» TASK BRIEF:
Copy out the data below as written; omit any images.

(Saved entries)
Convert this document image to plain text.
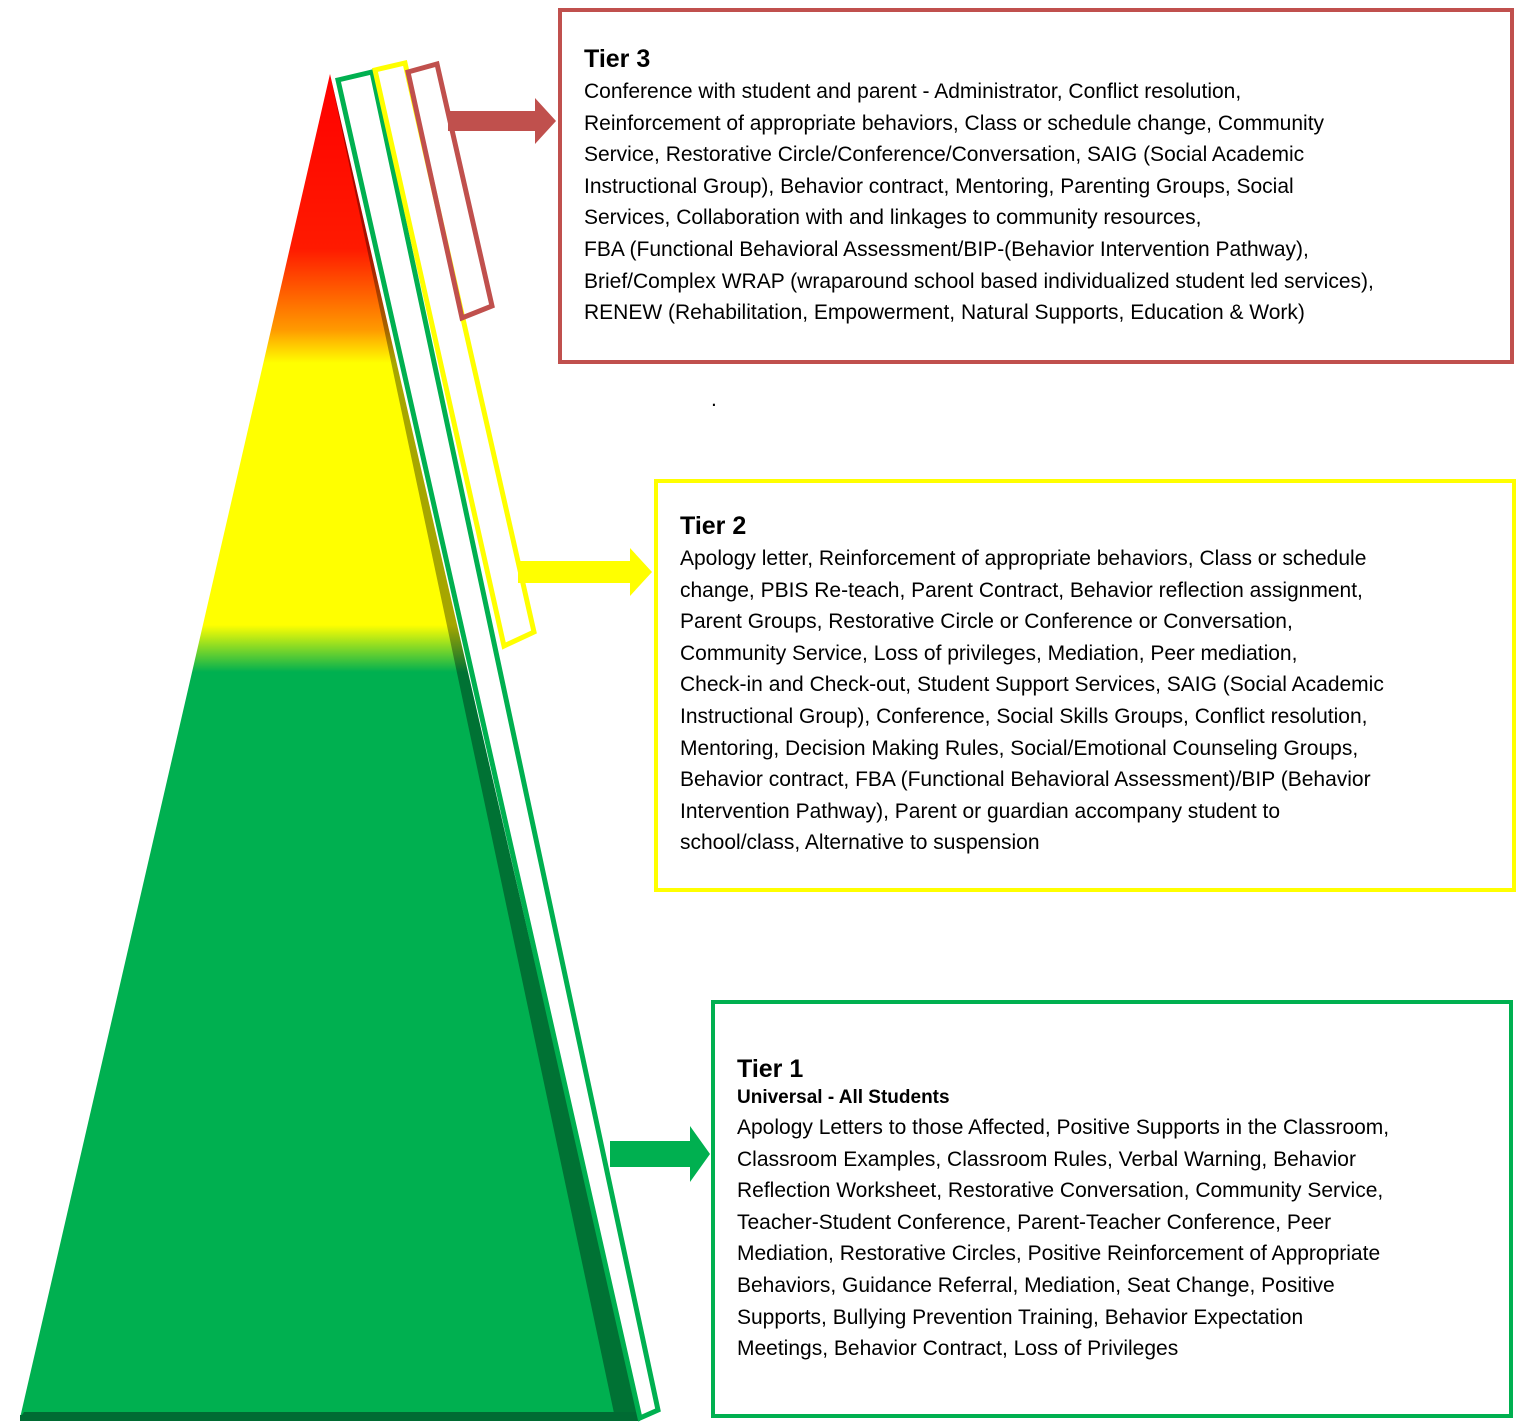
Tier 3
Conference with student and parent - Administrator, Conflict resolution,
Reinforcement of appropriate behaviors, Class or schedule change, Community
Service, Restorative Circle/Conference/Conversation, SAIG (Social Academic
Instructional Group), Behavior contract, Mentoring, Parenting Groups, Social
Services, Collaboration with and linkages to community resources,
FBA (Functional Behavioral Assessment/BIP-(Behavior Intervention Pathway),
Brief/Complex WRAP (wraparound school based individualized student led services),
RENEW (Rehabilitation, Empowerment, Natural Supports, Education & Work)
.
Tier 2
Apology letter, Reinforcement of appropriate behaviors, Class or schedule
change, PBIS Re-teach, Parent Contract, Behavior reflection assignment,
Parent Groups, Restorative Circle or Conference or Conversation,
Community Service, Loss of privileges, Mediation, Peer mediation,
Check-in and Check-out, Student Support Services, SAIG (Social Academic
Instructional Group), Conference, Social Skills Groups, Conflict resolution,
Mentoring, Decision Making Rules, Social/Emotional Counseling Groups,
Behavior contract, FBA (Functional Behavioral Assessment)/BIP (Behavior
Intervention Pathway), Parent or guardian accompany student to
school/class, Alternative to suspension
Tier 1
Universal - All Students
Apology Letters to those Affected, Positive Supports in the Classroom,
Classroom Examples, Classroom Rules, Verbal Warning, Behavior
Reflection Worksheet, Restorative Conversation, Community Service,
Teacher-Student Conference, Parent-Teacher Conference, Peer
Mediation, Restorative Circles, Positive Reinforcement of Appropriate
Behaviors, Guidance Referral, Mediation, Seat Change, Positive
Supports, Bullying Prevention Training, Behavior Expectation
Meetings, Behavior Contract, Loss of Privileges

» WRITTEN ANSWER:
Convert this document image to plain text.
Tier 3
Conference with student and parent - Administrator, Conflict resolution,
Reinforcement of appropriate behaviors, Class or schedule change, Community
Service, Restorative Circle/Conference/Conversation, SAIG (Social Academic
Instructional Group), Behavior contract, Mentoring, Parenting Groups, Social
Services, Collaboration with and linkages to community resources,
FBA (Functional Behavioral Assessment/BIP-(Behavior Intervention Pathway),
Brief/Complex WRAP (wraparound school based individualized student led services),
RENEW (Rehabilitation, Empowerment, Natural Supports, Education & Work)
.
Tier 2
Apology letter, Reinforcement of appropriate behaviors, Class or schedule
change, PBIS Re-teach, Parent Contract, Behavior reflection assignment,
Parent Groups, Restorative Circle or Conference or Conversation,
Community Service, Loss of privileges, Mediation, Peer mediation,
Check-in and Check-out, Student Support Services, SAIG (Social Academic
Instructional Group), Conference, Social Skills Groups, Conflict resolution,
Mentoring, Decision Making Rules, Social/Emotional Counseling Groups,
Behavior contract, FBA (Functional Behavioral Assessment)/BIP (Behavior
Intervention Pathway), Parent or guardian accompany student to
school/class, Alternative to suspension
Tier 1
Universal - All Students
Apology Letters to those Affected, Positive Supports in the Classroom,
Classroom Examples, Classroom Rules, Verbal Warning, Behavior
Reflection Worksheet, Restorative Conversation, Community Service,
Teacher-Student Conference, Parent-Teacher Conference, Peer
Mediation, Restorative Circles, Positive Reinforcement of Appropriate
Behaviors, Guidance Referral, Mediation, Seat Change, Positive
Supports, Bullying Prevention Training, Behavior Expectation
Meetings, Behavior Contract, Loss of Privileges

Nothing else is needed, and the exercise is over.